* **SHORT EXERCISE 1**
List every URL that appears in the forum thread below.

# GIVEN TEXT start

[Tokenization] LIWC splits on periods in abbreviations but liwcalike() does not

Dear Professor Benoit, thanks for this great package!

When I explored and tested liwcalike() with Washington's Inaugural Speech text 1789 & 1793, the output of liwcalike() is the same as that of LIWC2015 (as shown in Pennebaker's LIWC tutorial 2 at https://youtu.be/fYLobCxHP5w?t=204) if I set remove_punct = TRUE, remove_symbols = TRUE. I did another testing with the JonBenet Ramsey ransom note, and then I found that the output of liwcalike() differs from that of LIWC2015 (as shown in tutorial 3 at https://youtu.be/YqgBViXWKoM?t=79). It seems that LIWC splits on periods (full stops) in abbreviations but quanteda Tokenizers do not. It is because the personal pronouns analysis in the tutorial at https://youtu.be/YqgBViXWKoM?t=200 included the "I" from "F.B.I." in the ransom note.

Since I can only refer to Pennebaker's LIWC tutorials (or try LIWC22), my comparison won't be accurate. But I created liwcalike_testing_data2.csv which contains Washington's Inaugural Speech text and the JonBenet Ramsey ransom note for anyone who has LIWC2015 software to compare the results.

To use quanteda's default word tokenizer but split on periods, gsub() can help to preprocess the text by adding whitespace after periods. I wrote the following code:

df <- readr::read_csv("liwcalike_testing_data2.csv")

# Add whitespace after periods when there is no whitespace after them and the next character is a letter or digit
x <- gsub("\\.(?=[A-Za-z0-9])", ". ", df$text, perl = TRUE)

# If LIWC2015 dictionary file is not available, follow liwcalike() to use tokens(x, split_hyphens = TRUE, ...) and count the words using ntoken()

# GIVEN TEXT end
# DATA RECORDS start

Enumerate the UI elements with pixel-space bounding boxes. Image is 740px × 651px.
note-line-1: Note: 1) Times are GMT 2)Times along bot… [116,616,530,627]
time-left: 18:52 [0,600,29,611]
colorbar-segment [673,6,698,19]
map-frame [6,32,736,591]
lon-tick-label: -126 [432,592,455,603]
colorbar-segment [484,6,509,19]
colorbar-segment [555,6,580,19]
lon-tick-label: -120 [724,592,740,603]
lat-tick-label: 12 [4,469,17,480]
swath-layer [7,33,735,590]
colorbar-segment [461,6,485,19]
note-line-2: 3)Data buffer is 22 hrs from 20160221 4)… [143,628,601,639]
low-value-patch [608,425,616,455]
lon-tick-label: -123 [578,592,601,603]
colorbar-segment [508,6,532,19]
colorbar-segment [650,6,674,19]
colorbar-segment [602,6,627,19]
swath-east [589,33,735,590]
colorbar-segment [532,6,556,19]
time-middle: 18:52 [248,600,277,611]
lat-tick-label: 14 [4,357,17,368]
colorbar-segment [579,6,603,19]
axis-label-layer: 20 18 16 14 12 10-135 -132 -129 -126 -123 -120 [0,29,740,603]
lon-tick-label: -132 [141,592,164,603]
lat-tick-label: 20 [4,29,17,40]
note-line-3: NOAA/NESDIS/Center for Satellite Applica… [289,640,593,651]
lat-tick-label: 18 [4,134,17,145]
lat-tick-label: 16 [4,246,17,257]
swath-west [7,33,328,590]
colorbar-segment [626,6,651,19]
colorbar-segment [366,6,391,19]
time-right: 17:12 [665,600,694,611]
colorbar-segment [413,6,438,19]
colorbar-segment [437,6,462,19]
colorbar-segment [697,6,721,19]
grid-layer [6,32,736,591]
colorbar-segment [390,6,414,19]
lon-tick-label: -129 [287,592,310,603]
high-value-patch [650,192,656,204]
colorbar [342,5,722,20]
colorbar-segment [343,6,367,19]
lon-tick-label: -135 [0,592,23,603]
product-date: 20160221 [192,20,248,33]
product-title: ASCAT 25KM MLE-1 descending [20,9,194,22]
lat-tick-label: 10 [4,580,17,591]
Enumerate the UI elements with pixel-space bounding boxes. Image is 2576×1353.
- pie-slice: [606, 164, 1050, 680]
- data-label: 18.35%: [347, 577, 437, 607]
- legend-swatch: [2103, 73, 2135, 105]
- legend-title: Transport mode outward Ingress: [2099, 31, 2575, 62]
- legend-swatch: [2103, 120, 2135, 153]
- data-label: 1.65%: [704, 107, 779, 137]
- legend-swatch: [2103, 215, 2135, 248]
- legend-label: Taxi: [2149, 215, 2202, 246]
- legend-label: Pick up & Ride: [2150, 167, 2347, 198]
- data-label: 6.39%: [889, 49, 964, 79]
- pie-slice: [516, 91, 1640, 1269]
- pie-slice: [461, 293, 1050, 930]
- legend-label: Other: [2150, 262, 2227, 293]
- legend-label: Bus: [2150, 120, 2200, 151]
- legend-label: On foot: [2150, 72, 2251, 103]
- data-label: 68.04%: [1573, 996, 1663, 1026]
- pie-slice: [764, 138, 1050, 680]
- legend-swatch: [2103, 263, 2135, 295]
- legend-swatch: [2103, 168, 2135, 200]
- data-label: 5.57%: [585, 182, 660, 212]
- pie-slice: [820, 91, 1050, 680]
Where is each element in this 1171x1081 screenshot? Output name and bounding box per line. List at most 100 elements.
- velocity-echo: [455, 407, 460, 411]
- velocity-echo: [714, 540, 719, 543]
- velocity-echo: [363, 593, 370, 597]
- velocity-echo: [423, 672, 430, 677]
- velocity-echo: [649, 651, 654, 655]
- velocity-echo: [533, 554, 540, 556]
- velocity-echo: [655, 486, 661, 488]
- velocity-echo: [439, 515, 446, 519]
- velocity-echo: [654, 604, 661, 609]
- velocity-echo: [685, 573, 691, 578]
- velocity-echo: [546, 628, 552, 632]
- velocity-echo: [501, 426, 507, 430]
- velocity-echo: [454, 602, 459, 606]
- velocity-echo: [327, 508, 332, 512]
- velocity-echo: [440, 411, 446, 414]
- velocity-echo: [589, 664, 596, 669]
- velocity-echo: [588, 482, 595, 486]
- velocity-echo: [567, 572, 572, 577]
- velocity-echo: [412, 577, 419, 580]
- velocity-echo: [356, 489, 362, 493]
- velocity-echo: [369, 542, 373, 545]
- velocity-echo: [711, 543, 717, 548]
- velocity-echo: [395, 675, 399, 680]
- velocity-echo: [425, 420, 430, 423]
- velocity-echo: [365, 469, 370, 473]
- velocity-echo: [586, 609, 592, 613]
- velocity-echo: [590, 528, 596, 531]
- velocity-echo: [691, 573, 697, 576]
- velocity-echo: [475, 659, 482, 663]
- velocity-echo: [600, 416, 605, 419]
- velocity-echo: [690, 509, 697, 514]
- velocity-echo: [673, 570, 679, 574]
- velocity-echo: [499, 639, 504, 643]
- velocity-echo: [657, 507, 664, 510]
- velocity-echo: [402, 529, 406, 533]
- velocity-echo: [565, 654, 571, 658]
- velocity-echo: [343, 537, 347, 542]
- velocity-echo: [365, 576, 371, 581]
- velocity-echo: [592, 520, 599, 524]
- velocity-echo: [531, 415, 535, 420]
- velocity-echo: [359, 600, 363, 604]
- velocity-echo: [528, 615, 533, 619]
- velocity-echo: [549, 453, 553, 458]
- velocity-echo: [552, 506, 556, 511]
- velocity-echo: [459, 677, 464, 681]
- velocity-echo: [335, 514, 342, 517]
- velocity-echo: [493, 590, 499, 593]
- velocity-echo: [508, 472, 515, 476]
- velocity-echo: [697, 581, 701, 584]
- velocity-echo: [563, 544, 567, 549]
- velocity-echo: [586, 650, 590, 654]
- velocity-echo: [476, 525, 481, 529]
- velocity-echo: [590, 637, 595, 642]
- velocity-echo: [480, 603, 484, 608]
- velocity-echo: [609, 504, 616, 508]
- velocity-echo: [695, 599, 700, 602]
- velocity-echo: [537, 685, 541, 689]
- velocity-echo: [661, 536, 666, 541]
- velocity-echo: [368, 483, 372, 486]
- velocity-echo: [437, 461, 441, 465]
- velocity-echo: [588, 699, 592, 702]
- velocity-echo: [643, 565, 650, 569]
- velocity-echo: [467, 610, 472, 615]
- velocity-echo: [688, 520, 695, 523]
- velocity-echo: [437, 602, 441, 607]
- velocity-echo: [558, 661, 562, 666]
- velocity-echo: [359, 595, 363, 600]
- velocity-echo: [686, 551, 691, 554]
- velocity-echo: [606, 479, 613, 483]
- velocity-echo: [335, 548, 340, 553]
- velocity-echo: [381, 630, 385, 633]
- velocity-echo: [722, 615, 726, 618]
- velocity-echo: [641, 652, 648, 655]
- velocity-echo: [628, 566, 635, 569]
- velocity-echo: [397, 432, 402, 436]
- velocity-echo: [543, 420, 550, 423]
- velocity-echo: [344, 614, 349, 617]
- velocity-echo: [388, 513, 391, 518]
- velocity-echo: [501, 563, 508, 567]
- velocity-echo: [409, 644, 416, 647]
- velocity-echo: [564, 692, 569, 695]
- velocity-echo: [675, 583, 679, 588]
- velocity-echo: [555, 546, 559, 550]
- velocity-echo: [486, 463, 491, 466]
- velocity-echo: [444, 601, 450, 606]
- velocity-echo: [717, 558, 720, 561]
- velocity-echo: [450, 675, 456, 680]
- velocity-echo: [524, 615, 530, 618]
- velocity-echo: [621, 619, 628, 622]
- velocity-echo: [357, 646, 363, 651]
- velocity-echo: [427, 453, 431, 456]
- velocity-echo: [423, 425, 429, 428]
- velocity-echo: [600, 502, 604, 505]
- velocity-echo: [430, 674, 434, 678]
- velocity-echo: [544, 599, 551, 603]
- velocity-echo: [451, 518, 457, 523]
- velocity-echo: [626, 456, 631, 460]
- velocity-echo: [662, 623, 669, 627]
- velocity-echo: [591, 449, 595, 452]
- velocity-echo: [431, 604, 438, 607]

# DATA RECORDS end

* **SHORT EXERCISE 2**
In the records, from the start through the line that contains "swath-layer [7,33,735,590]", change "colorbar-segment" to "legend-segment" and write those lines out again with nothing else altered.

* **CORRECT OUTPUT 1**
https://youtu.be/fYLobCxHP5w?t=204
https://youtu.be/YqgBViXWKoM?t=79
https://youtu.be/YqgBViXWKoM?t=200

* **CORRECT OUTPUT 2**
Enumerate the UI elements with pixel-space bounding boxes. Image is 740px × 651px.
note-line-1: Note: 1) Times are GMT 2)Times along bot… [116,616,530,627]
time-left: 18:52 [0,600,29,611]
legend-segment [673,6,698,19]
map-frame [6,32,736,591]
lon-tick-label: -126 [432,592,455,603]
legend-segment [484,6,509,19]
legend-segment [555,6,580,19]
lon-tick-label: -120 [724,592,740,603]
lat-tick-label: 12 [4,469,17,480]
swath-layer [7,33,735,590]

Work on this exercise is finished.